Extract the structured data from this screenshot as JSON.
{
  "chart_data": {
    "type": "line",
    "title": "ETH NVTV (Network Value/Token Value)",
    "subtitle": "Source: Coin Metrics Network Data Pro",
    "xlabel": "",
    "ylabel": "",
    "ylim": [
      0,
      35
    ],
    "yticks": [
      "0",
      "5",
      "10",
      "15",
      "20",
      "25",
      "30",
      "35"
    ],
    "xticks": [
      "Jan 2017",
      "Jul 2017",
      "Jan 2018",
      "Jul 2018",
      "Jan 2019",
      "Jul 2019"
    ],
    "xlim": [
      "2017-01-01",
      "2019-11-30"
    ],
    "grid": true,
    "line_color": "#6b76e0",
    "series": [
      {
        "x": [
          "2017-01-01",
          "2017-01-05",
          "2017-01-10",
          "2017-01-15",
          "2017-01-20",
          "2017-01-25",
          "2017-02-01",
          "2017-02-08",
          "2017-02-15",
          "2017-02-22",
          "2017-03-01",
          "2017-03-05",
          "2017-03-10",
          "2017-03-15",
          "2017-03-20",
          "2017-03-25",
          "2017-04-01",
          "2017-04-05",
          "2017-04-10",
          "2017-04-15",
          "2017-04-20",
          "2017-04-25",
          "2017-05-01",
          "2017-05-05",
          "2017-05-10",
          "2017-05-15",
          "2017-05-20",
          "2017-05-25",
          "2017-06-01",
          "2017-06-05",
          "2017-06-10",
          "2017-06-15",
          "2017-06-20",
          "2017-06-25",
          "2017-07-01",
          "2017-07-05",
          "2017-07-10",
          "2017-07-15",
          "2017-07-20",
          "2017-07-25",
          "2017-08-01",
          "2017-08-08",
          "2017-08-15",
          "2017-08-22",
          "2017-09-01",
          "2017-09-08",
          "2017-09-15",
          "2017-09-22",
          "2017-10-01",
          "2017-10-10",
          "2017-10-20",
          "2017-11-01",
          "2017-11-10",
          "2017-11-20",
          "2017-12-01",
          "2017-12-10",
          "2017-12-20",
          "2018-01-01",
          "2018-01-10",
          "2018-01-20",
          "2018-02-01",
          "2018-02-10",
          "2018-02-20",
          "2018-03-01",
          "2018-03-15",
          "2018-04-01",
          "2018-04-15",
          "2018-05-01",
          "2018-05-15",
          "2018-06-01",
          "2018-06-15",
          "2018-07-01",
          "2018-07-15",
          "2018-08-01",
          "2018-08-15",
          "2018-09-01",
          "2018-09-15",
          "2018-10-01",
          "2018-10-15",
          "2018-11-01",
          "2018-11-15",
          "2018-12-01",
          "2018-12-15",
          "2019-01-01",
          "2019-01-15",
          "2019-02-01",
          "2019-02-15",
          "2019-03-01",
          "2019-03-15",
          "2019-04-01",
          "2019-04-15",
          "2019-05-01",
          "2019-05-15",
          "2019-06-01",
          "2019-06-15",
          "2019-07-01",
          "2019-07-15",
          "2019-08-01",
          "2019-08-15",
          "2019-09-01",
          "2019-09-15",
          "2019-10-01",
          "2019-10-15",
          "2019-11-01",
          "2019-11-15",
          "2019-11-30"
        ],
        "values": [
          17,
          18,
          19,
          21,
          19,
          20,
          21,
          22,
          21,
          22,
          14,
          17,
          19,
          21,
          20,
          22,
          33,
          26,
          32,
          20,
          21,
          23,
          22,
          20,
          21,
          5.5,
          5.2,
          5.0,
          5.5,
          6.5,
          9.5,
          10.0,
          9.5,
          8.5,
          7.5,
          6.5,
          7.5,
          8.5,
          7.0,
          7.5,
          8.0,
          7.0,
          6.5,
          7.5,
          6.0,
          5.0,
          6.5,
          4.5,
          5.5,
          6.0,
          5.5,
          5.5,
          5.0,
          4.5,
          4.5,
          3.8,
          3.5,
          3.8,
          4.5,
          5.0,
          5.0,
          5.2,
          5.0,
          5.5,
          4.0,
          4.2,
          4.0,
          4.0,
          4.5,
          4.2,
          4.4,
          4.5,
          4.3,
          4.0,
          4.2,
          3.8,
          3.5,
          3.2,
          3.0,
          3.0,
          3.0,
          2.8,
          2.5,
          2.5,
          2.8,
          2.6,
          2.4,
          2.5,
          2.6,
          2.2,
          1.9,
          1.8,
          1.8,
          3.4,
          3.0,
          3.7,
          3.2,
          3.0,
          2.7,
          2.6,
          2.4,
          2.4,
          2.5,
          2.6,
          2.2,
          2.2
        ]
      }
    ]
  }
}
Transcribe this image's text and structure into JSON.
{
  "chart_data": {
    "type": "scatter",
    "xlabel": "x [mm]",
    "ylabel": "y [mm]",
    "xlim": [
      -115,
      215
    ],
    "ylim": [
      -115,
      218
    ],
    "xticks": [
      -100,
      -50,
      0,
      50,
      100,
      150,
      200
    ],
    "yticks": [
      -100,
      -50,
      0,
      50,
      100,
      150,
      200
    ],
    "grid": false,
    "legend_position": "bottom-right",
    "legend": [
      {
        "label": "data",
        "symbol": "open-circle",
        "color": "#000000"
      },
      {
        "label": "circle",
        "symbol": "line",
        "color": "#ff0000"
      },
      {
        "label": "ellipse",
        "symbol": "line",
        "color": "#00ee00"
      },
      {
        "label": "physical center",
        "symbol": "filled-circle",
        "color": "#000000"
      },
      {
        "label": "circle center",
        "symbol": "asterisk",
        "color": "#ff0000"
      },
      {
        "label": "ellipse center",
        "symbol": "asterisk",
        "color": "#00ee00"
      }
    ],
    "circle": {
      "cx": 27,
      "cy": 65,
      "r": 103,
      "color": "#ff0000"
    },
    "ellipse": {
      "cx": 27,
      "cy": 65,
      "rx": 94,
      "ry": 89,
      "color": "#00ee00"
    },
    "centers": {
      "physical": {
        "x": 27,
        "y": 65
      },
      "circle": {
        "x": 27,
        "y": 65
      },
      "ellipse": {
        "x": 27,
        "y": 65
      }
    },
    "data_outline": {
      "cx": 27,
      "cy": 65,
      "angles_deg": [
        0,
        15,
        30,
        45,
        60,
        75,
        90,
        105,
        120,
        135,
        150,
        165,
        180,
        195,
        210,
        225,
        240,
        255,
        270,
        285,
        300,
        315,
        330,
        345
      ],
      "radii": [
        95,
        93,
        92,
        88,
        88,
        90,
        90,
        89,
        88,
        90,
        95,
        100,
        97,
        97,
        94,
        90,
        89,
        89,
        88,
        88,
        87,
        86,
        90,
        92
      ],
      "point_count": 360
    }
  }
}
____________
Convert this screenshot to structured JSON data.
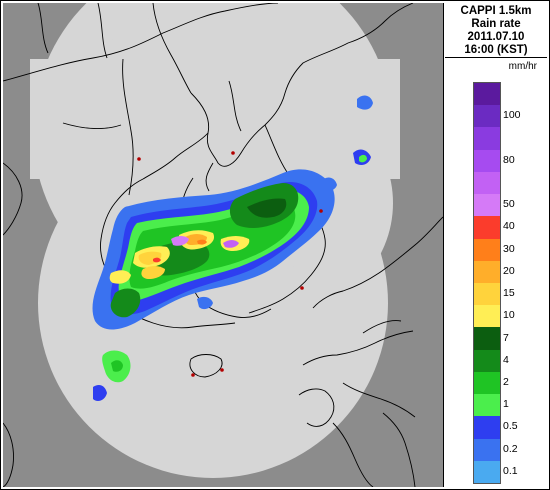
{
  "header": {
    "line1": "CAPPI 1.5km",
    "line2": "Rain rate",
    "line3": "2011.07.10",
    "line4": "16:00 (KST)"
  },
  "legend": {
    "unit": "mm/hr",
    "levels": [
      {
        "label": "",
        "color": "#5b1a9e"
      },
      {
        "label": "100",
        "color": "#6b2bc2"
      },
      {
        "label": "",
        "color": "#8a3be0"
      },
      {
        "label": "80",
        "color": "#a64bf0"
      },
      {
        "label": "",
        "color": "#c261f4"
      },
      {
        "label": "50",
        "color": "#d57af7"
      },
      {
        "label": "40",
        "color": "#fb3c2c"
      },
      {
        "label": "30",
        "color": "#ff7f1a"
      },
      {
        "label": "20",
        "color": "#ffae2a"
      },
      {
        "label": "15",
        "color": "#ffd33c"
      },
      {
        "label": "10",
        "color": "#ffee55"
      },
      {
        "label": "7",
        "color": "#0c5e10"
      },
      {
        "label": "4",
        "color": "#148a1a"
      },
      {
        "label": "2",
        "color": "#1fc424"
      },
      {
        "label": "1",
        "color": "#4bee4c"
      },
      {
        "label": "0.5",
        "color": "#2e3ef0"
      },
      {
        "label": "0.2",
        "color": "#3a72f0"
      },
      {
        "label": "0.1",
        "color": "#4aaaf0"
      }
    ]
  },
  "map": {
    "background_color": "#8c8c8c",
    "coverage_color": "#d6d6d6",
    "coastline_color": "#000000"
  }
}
____________
**What you will do:** Locate the word "circle" in the records and collect each line it appears in.

**Output:**
        "symbol": "open-circle",
        "label": "circle",
        "symbol": "filled-circle",
        "label": "circle center",
    "circle": {
      "circle": {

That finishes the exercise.